◆ Passage provided:
Ancient Ones III: Chaco Canyon Sites   2 comments

Penyasco Blanco and the sky, at sunset in Chaco Canyon, New Mexico.

Chaco Canyon fires the imagination of many, but you might also want to know what there is to do there.  It’s worth learning a bit about the Ancestral Puebloan culture before you arrive.  But don’t get crazy about that.  You want, first and foremost, an open mind.  I’ve noticed there are many people who have definite ideas and interpretations regarding the Ancient Ones.  That’s really not my style.  I’d rather arrive at a place with a fairly blank mind, and let the questions naturally evolve.  That said, here is a brief summary.

The architecture at Chaco Canyon dates from about  800 A.D., but evidence of ancestral peoples here goes back more than 10,000 years, when people were fully nomadic.  You will notice earthen mounds throughout the canyon.  Many of these lie unexcavated, similar to the Mayan sites of Central America.  It’s estimated that up to 99% of the ancient remains here are still hidden beneath the sand.  Also, archaeologists have reburied many sites in order to best protect them from the elements.

The kivas and plazas of Pueblo Bonito at Chaco Canyon, New Mexico.

Pueblo Bonito is the largest ancient structure yet found in the Four Corners region.  Begun around the year 800, it continued to be expanded according to a master plan, all the way up to the late 1200s.  It’s a large D-shaped structure, originally 5 stories high, and which held perhaps 800 rooms.  Much of its interior space is taken up by a grand plaza, along with no less than 33 kivas.  The way this was built, over many generations, invites comparison to how the great cathedrals in Europe were built.

Let me take this opportunity to plug a book I read years ago, called Pillars of the Earth, by Ken Follett.  If you haven’t read it, you should.  There is also a miniseries that was based on the book, and that wasn’t too bad either.  The story spans generations of the people involved in the construction of a cathedral that still pierces the sky in rural England.  This long-term commitment to a vision is precisely how Pueblo Bonito, and really the whole Chacoan culture, seems to have been built up.

A pair of ravens welcome the rising sun at Pueblo Bonito in Chaco Canyon, New Mexico.

Detail of the back curved wall of Pueblo Bonito at Chaco Canyon. Note the ponderosa pine log.

Given the size of Pueblo Bonito, there were not many people who lived here.  This is judging from the general lack of human burial remains.  Possibly it only housed the elite, or the religious leaders.  But it is clear that many thousands came here for gatherings, an ancient version of the rendezvous, if you will.  The plazas, great kivas, the layout of the place, all suggest both ceremony and fun.  If you were young you might have looked for love here, or showed off to peers your athletic prowess.  The purpose of it being so overbuilt may have simply been to wow those arriving from outlying villages.

◆ Data supplied:
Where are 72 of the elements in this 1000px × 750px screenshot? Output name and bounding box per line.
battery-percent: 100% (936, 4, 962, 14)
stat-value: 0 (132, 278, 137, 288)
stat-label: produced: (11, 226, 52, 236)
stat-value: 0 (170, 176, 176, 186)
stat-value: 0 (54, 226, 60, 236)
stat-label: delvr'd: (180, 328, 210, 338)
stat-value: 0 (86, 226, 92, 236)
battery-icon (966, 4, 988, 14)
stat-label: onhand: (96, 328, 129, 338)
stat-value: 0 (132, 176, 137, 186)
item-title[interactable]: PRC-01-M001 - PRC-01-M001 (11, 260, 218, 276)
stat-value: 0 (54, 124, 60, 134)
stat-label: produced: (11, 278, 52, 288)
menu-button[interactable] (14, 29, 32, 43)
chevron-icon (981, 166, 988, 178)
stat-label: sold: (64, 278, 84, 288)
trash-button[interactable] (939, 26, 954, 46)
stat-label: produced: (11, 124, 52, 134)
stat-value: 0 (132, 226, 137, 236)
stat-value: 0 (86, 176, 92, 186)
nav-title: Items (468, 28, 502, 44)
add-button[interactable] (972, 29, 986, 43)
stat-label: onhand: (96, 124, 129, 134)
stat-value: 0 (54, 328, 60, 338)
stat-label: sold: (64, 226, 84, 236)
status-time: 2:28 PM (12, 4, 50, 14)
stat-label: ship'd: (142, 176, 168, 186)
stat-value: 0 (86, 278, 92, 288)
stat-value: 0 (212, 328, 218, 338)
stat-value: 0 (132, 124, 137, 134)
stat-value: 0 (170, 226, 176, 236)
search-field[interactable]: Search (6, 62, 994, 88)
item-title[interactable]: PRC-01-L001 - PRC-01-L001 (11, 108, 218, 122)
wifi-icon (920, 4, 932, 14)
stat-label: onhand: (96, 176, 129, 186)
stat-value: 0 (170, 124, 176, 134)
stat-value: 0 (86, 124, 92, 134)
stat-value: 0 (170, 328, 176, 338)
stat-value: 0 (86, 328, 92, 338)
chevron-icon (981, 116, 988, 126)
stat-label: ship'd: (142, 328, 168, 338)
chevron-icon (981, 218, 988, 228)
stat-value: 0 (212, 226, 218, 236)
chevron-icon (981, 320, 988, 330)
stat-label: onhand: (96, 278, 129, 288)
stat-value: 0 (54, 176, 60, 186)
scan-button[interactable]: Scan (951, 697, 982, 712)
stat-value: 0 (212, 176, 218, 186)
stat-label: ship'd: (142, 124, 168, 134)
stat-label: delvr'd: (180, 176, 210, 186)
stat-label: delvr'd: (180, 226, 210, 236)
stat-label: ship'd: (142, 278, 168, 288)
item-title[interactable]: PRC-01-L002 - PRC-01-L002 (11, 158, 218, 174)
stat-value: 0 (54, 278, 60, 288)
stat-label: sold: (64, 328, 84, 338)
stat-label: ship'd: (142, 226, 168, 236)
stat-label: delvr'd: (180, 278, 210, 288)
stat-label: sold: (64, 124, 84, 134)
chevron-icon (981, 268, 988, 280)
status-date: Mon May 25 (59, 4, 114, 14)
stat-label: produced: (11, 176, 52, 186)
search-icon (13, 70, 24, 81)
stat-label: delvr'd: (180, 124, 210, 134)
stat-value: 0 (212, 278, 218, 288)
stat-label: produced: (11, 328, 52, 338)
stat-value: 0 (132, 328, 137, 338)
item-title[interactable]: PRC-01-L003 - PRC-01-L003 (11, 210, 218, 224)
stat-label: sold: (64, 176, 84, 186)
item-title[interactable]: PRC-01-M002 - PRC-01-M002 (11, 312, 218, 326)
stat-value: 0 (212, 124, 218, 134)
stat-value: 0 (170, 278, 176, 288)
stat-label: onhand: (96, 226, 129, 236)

---

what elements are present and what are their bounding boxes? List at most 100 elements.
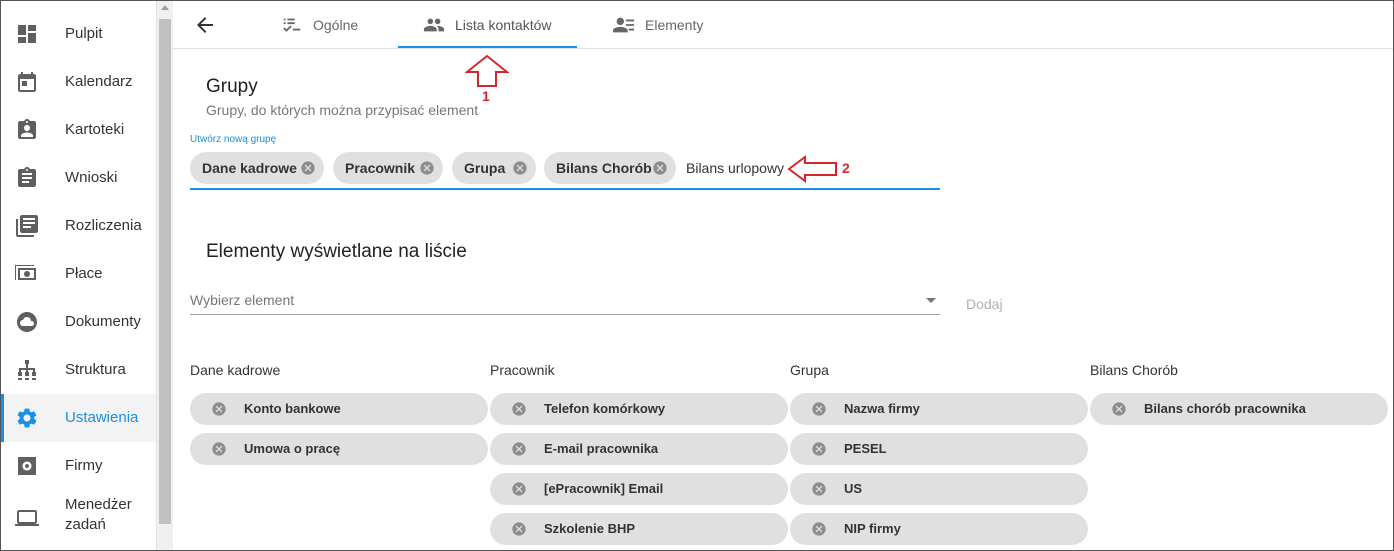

---

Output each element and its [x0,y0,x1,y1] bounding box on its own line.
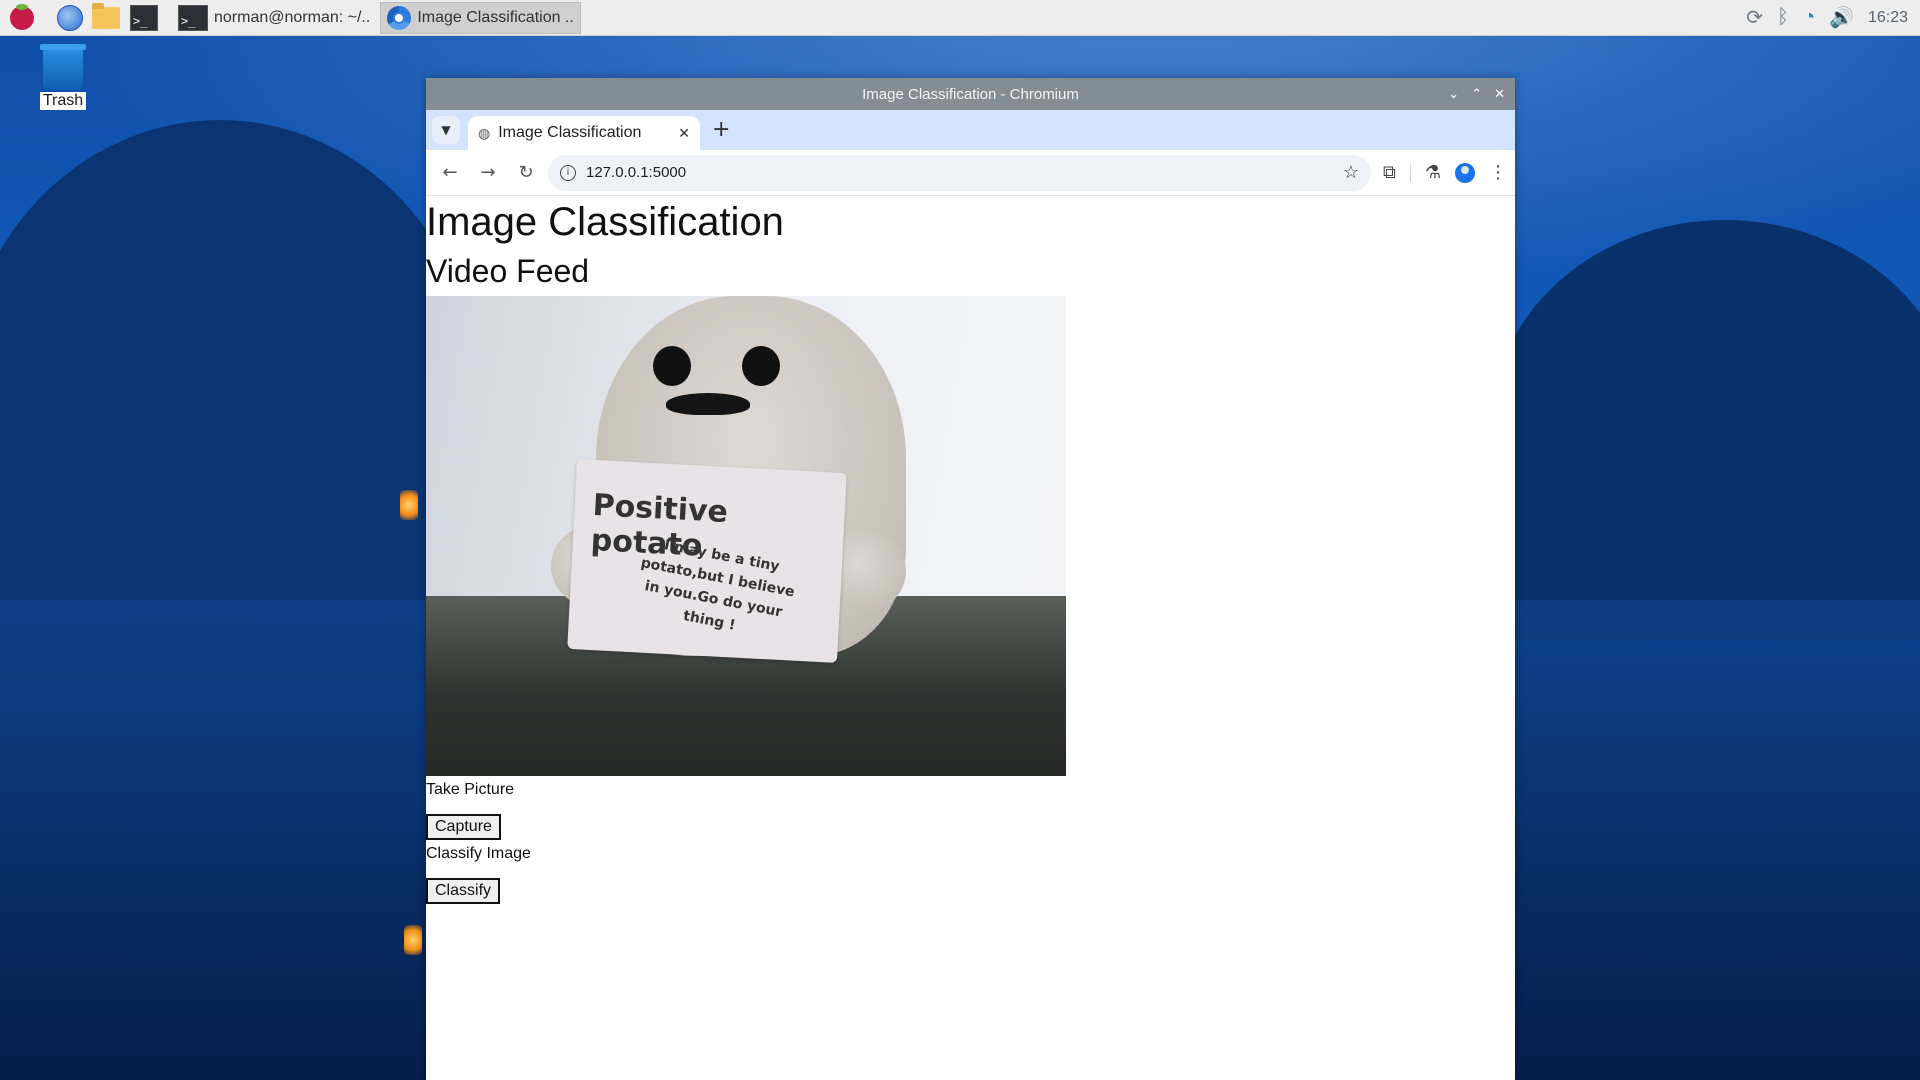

◆ Problem set:
A. Rewrite the part of the Chaco Canyon text that opens with the words "Let me take" and closes with "been built up.", putting "television series" in place of "miniseries".
B. According to the Chaco Canyon text, how many kivas are in Pueblo Bonito?

◆ Outputs in order:
A.
Let me take this opportunity to plug a book I read years ago, called Pillars of the Earth, by Ken Follett.  If you haven’t read it, you should.  There is also a television series that was based on the book, and that wasn’t too bad either.  The story spans generations of the people involved in the construction of a cathedral that still pierces the sky in rural England.  This long-term commitment to a vision is precisely how Pueblo Bonito, and really the whole Chacoan culture, seems to have been built up.

B. No less than 33.